**REQUIREMENT**
Copy all the data exactly, except the pictures.

[Figure data in JSON]
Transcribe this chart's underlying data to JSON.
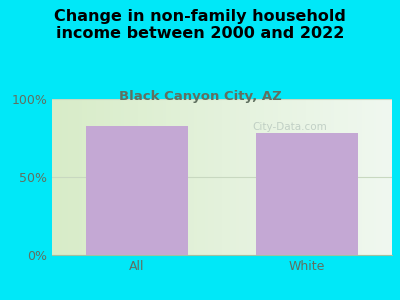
{
  "title": "Change in non-family household\nincome between 2000 and 2022",
  "subtitle": "Black Canyon City, AZ",
  "categories": [
    "All",
    "White"
  ],
  "values": [
    83,
    78
  ],
  "bar_color": "#c4a8d4",
  "background_color": "#00e8f8",
  "plot_bg_color_left": "#d8ecc8",
  "plot_bg_color_right": "#f0f8f0",
  "yticks": [
    0,
    50,
    100
  ],
  "ylim": [
    0,
    100
  ],
  "title_fontsize": 11.5,
  "subtitle_fontsize": 9.5,
  "subtitle_color": "#607060",
  "title_color": "#000000",
  "tick_label_color": "#607060",
  "xticklabel_color": "#607060",
  "watermark": "City-Data.com"
}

**OUTPUT OF THE EXERCISE**
Transcribe this chart's underlying data to JSON.
{
  "title": "Change in non-family household\nincome between 2000 and 2022",
  "subtitle": "Black Canyon City, AZ",
  "categories": [
    "All",
    "White"
  ],
  "values": [
    83,
    78
  ],
  "bar_color": "#c4a8d4",
  "background_color": "#00e8f8",
  "plot_bg_color_left": "#d8ecc8",
  "plot_bg_color_right": "#f0f8f0",
  "yticks": [
    0,
    50,
    100
  ],
  "ylim": [
    0,
    100
  ],
  "title_fontsize": 11.5,
  "subtitle_fontsize": 9.5,
  "subtitle_color": "#607060",
  "title_color": "#000000",
  "tick_label_color": "#607060",
  "xticklabel_color": "#607060",
  "watermark": "City-Data.com"
}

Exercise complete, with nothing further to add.